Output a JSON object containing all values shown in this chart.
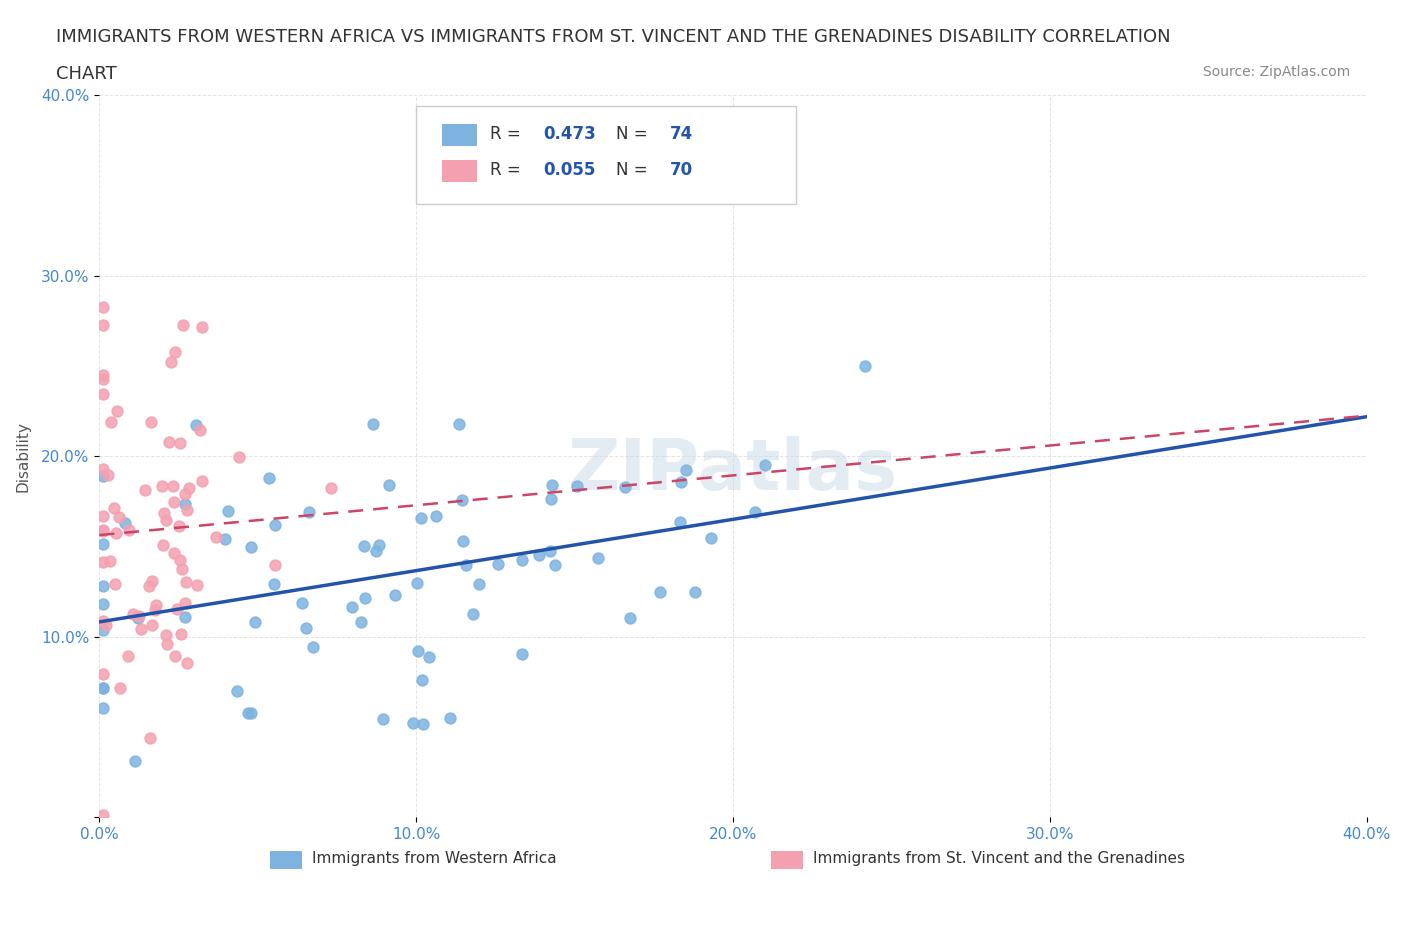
{
  "title_line1": "IMMIGRANTS FROM WESTERN AFRICA VS IMMIGRANTS FROM ST. VINCENT AND THE GRENADINES DISABILITY CORRELATION",
  "title_line2": "CHART",
  "source": "Source: ZipAtlas.com",
  "xlabel": "",
  "ylabel": "Disability",
  "xlim": [
    0.0,
    0.4
  ],
  "ylim": [
    0.0,
    0.4
  ],
  "xticks": [
    0.0,
    0.1,
    0.2,
    0.3,
    0.4
  ],
  "yticks": [
    0.0,
    0.1,
    0.2,
    0.3,
    0.4
  ],
  "xticklabels": [
    "0.0%",
    "10.0%",
    "20.0%",
    "30.0%",
    "40.0%"
  ],
  "yticklabels": [
    "",
    "10.0%",
    "20.0%",
    "30.0%",
    "40.0%"
  ],
  "series1": {
    "label": "Immigrants from Western Africa",
    "color": "#7eb3e0",
    "R": 0.473,
    "N": 74,
    "trend_color": "#2255aa"
  },
  "series2": {
    "label": "Immigrants from St. Vincent and the Grenadines",
    "color": "#f4a0b0",
    "R": 0.055,
    "N": 70,
    "trend_color": "#cc4466"
  },
  "watermark": "ZIPatlas",
  "background_color": "#ffffff",
  "grid_color": "#dddddd",
  "title_fontsize": 13,
  "axis_label_fontsize": 11,
  "tick_fontsize": 11
}
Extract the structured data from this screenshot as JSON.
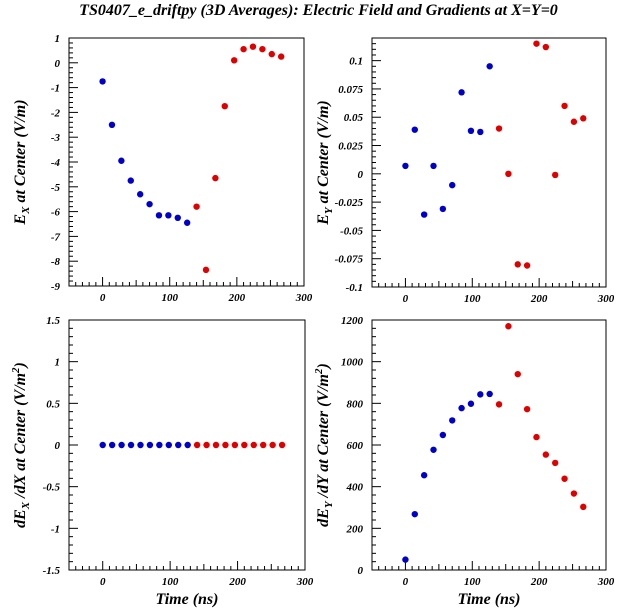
{
  "title": "TS0407_e_driftpy (3D Averages): Electric Field and Gradients at X=Y=0",
  "colors": {
    "blue": "#0000cc",
    "red": "#e00000",
    "axis": "#000000"
  },
  "chart_data": [
    {
      "type": "scatter",
      "xlabel": "",
      "ylabel": "E_X at Center (V/m)",
      "xlim": [
        -50,
        300
      ],
      "ylim": [
        -9,
        1
      ],
      "xticks": [
        "0",
        "100",
        "200",
        "300"
      ],
      "yticks": [
        "1",
        "0",
        "-1",
        "-2",
        "-3",
        "-4",
        "-5",
        "-6",
        "-7",
        "-8",
        "-9"
      ],
      "grid": false,
      "series": [
        {
          "color": "blue",
          "x": [
            0,
            14,
            28,
            42,
            56,
            70,
            84,
            98,
            112,
            126
          ],
          "y": [
            -0.75,
            -2.5,
            -3.95,
            -4.75,
            -5.3,
            -5.7,
            -6.15,
            -6.15,
            -6.25,
            -6.45
          ]
        },
        {
          "color": "red",
          "x": [
            140,
            154,
            168,
            182,
            196,
            210,
            224,
            238,
            252,
            266
          ],
          "y": [
            -5.8,
            -8.35,
            -4.65,
            -1.75,
            0.1,
            0.55,
            0.65,
            0.55,
            0.35,
            0.25
          ]
        }
      ]
    },
    {
      "type": "scatter",
      "xlabel": "",
      "ylabel": "E_Y at Center (V/m)",
      "xlim": [
        -50,
        300
      ],
      "ylim": [
        -0.1,
        0.12
      ],
      "xticks": [
        "0",
        "100",
        "200",
        "300"
      ],
      "yticks": [
        "0.1",
        "0.075",
        "0.05",
        "0.025",
        "0",
        "-0.025",
        "-0.05",
        "-0.075",
        "-0.1"
      ],
      "grid": false,
      "series": [
        {
          "color": "blue",
          "x": [
            0,
            14,
            28,
            42,
            56,
            70,
            84,
            98,
            112,
            126
          ],
          "y": [
            0.007,
            0.039,
            -0.036,
            0.007,
            -0.031,
            -0.01,
            0.072,
            0.038,
            0.037,
            0.095
          ]
        },
        {
          "color": "red",
          "x": [
            140,
            154,
            168,
            182,
            196,
            210,
            224,
            238,
            252,
            266
          ],
          "y": [
            0.04,
            0.0,
            -0.08,
            -0.081,
            0.115,
            0.112,
            -0.001,
            0.06,
            0.046,
            0.049
          ]
        }
      ]
    },
    {
      "type": "scatter",
      "xlabel": "Time (ns)",
      "ylabel": "dE_X /dX at Center (V/m^2)",
      "xlim": [
        -50,
        300
      ],
      "ylim": [
        -1.5,
        1.5
      ],
      "xticks": [
        "0",
        "100",
        "200",
        "300"
      ],
      "yticks": [
        "1.5",
        "1",
        "0.5",
        "0",
        "-0.5",
        "-1",
        "-1.5"
      ],
      "grid": false,
      "series": [
        {
          "color": "blue",
          "x": [
            0,
            14,
            28,
            42,
            56,
            70,
            84,
            98,
            112,
            126
          ],
          "y": [
            0,
            0,
            0,
            0,
            0,
            0,
            0,
            0,
            0,
            0
          ]
        },
        {
          "color": "red",
          "x": [
            140,
            154,
            168,
            182,
            196,
            210,
            224,
            238,
            252,
            266
          ],
          "y": [
            0,
            0,
            0,
            0,
            0,
            0,
            0,
            0,
            0,
            0
          ]
        }
      ]
    },
    {
      "type": "scatter",
      "xlabel": "Time (ns)",
      "ylabel": "dE_Y /dY at Center (V/m^2)",
      "xlim": [
        -50,
        300
      ],
      "ylim": [
        0,
        1200
      ],
      "xticks": [
        "0",
        "100",
        "200",
        "300"
      ],
      "yticks": [
        "1200",
        "1000",
        "800",
        "600",
        "400",
        "200",
        "0"
      ],
      "grid": false,
      "series": [
        {
          "color": "blue",
          "x": [
            0,
            14,
            28,
            42,
            56,
            70,
            84,
            98,
            112,
            126
          ],
          "y": [
            50,
            268,
            455,
            577,
            648,
            718,
            777,
            798,
            843,
            845
          ]
        },
        {
          "color": "red",
          "x": [
            140,
            154,
            168,
            182,
            196,
            210,
            224,
            238,
            252,
            266
          ],
          "y": [
            795,
            1170,
            940,
            772,
            638,
            554,
            514,
            438,
            367,
            303
          ]
        }
      ]
    }
  ]
}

What is asked — Quote every line of the records above exactly; no picture is to be copied.

Written answer —
Output a JSON object containing all values shown in this chart.
{
  "title_line1": "IMMIGRANTS FROM WESTERN AFRICA VS IMMIGRANTS FROM ST. VINCENT AND THE GRENADINES DISABILITY CORRELATION",
  "title_line2": "CHART",
  "source": "Source: ZipAtlas.com",
  "xlabel": "",
  "ylabel": "Disability",
  "xlim": [
    0.0,
    0.4
  ],
  "ylim": [
    0.0,
    0.4
  ],
  "xticks": [
    0.0,
    0.1,
    0.2,
    0.3,
    0.4
  ],
  "yticks": [
    0.0,
    0.1,
    0.2,
    0.3,
    0.4
  ],
  "xticklabels": [
    "0.0%",
    "10.0%",
    "20.0%",
    "30.0%",
    "40.0%"
  ],
  "yticklabels": [
    "",
    "10.0%",
    "20.0%",
    "30.0%",
    "40.0%"
  ],
  "series1": {
    "label": "Immigrants from Western Africa",
    "color": "#7eb3e0",
    "R": 0.473,
    "N": 74,
    "trend_color": "#2255aa"
  },
  "series2": {
    "label": "Immigrants from St. Vincent and the Grenadines",
    "color": "#f4a0b0",
    "R": 0.055,
    "N": 70,
    "trend_color": "#cc4466"
  },
  "watermark": "ZIPatlas",
  "background_color": "#ffffff",
  "grid_color": "#dddddd",
  "title_fontsize": 13,
  "axis_label_fontsize": 11,
  "tick_fontsize": 11
}
Extract the structured data from this screenshot as JSON.
{
  "title": "TS0407_e_driftpy (3D Averages): Electric Field and Gradients at X=Y=0",
  "colors": {
    "blue": "#0000cc",
    "red": "#e00000",
    "axis": "#000000"
  },
  "chart_data": [
    {
      "type": "scatter",
      "xlabel": "",
      "ylabel": "E_X at Center (V/m)",
      "xlim": [
        -50,
        300
      ],
      "ylim": [
        -9,
        1
      ],
      "xticks": [
        "0",
        "100",
        "200",
        "300"
      ],
      "yticks": [
        "1",
        "0",
        "-1",
        "-2",
        "-3",
        "-4",
        "-5",
        "-6",
        "-7",
        "-8",
        "-9"
      ],
      "grid": false,
      "series": [
        {
          "color": "blue",
          "x": [
            0,
            14,
            28,
            42,
            56,
            70,
            84,
            98,
            112,
            126
          ],
          "y": [
            -0.75,
            -2.5,
            -3.95,
            -4.75,
            -5.3,
            -5.7,
            -6.15,
            -6.15,
            -6.25,
            -6.45
          ]
        },
        {
          "color": "red",
          "x": [
            140,
            154,
            168,
            182,
            196,
            210,
            224,
            238,
            252,
            266
          ],
          "y": [
            -5.8,
            -8.35,
            -4.65,
            -1.75,
            0.1,
            0.55,
            0.65,
            0.55,
            0.35,
            0.25
          ]
        }
      ]
    },
    {
      "type": "scatter",
      "xlabel": "",
      "ylabel": "E_Y at Center (V/m)",
      "xlim": [
        -50,
        300
      ],
      "ylim": [
        -0.1,
        0.12
      ],
      "xticks": [
        "0",
        "100",
        "200",
        "300"
      ],
      "yticks": [
        "0.1",
        "0.075",
        "0.05",
        "0.025",
        "0",
        "-0.025",
        "-0.05",
        "-0.075",
        "-0.1"
      ],
      "grid": false,
      "series": [
        {
          "color": "blue",
          "x": [
            0,
            14,
            28,
            42,
            56,
            70,
            84,
            98,
            112,
            126
          ],
          "y": [
            0.007,
            0.039,
            -0.036,
            0.007,
            -0.031,
            -0.01,
            0.072,
            0.038,
            0.037,
            0.095
          ]
        },
        {
          "color": "red",
          "x": [
            140,
            154,
            168,
            182,
            196,
            210,
            224,
            238,
            252,
            266
          ],
          "y": [
            0.04,
            0.0,
            -0.08,
            -0.081,
            0.115,
            0.112,
            -0.001,
            0.06,
            0.046,
            0.049
          ]
        }
      ]
    },
    {
      "type": "scatter",
      "xlabel": "Time (ns)",
      "ylabel": "dE_X /dX at Center (V/m^2)",
      "xlim": [
        -50,
        300
      ],
      "ylim": [
        -1.5,
        1.5
      ],
      "xticks": [
        "0",
        "100",
        "200",
        "300"
      ],
      "yticks": [
        "1.5",
        "1",
        "0.5",
        "0",
        "-0.5",
        "-1",
        "-1.5"
      ],
      "grid": false,
      "series": [
        {
          "color": "blue",
          "x": [
            0,
            14,
            28,
            42,
            56,
            70,
            84,
            98,
            112,
            126
          ],
          "y": [
            0,
            0,
            0,
            0,
            0,
            0,
            0,
            0,
            0,
            0
          ]
        },
        {
          "color": "red",
          "x": [
            140,
            154,
            168,
            182,
            196,
            210,
            224,
            238,
            252,
            266
          ],
          "y": [
            0,
            0,
            0,
            0,
            0,
            0,
            0,
            0,
            0,
            0
          ]
        }
      ]
    },
    {
      "type": "scatter",
      "xlabel": "Time (ns)",
      "ylabel": "dE_Y /dY at Center (V/m^2)",
      "xlim": [
        -50,
        300
      ],
      "ylim": [
        0,
        1200
      ],
      "xticks": [
        "0",
        "100",
        "200",
        "300"
      ],
      "yticks": [
        "1200",
        "1000",
        "800",
        "600",
        "400",
        "200",
        "0"
      ],
      "grid": false,
      "series": [
        {
          "color": "blue",
          "x": [
            0,
            14,
            28,
            42,
            56,
            70,
            84,
            98,
            112,
            126
          ],
          "y": [
            50,
            268,
            455,
            577,
            648,
            718,
            777,
            798,
            843,
            845
          ]
        },
        {
          "color": "red",
          "x": [
            140,
            154,
            168,
            182,
            196,
            210,
            224,
            238,
            252,
            266
          ],
          "y": [
            795,
            1170,
            940,
            772,
            638,
            554,
            514,
            438,
            367,
            303
          ]
        }
      ]
    }
  ]
}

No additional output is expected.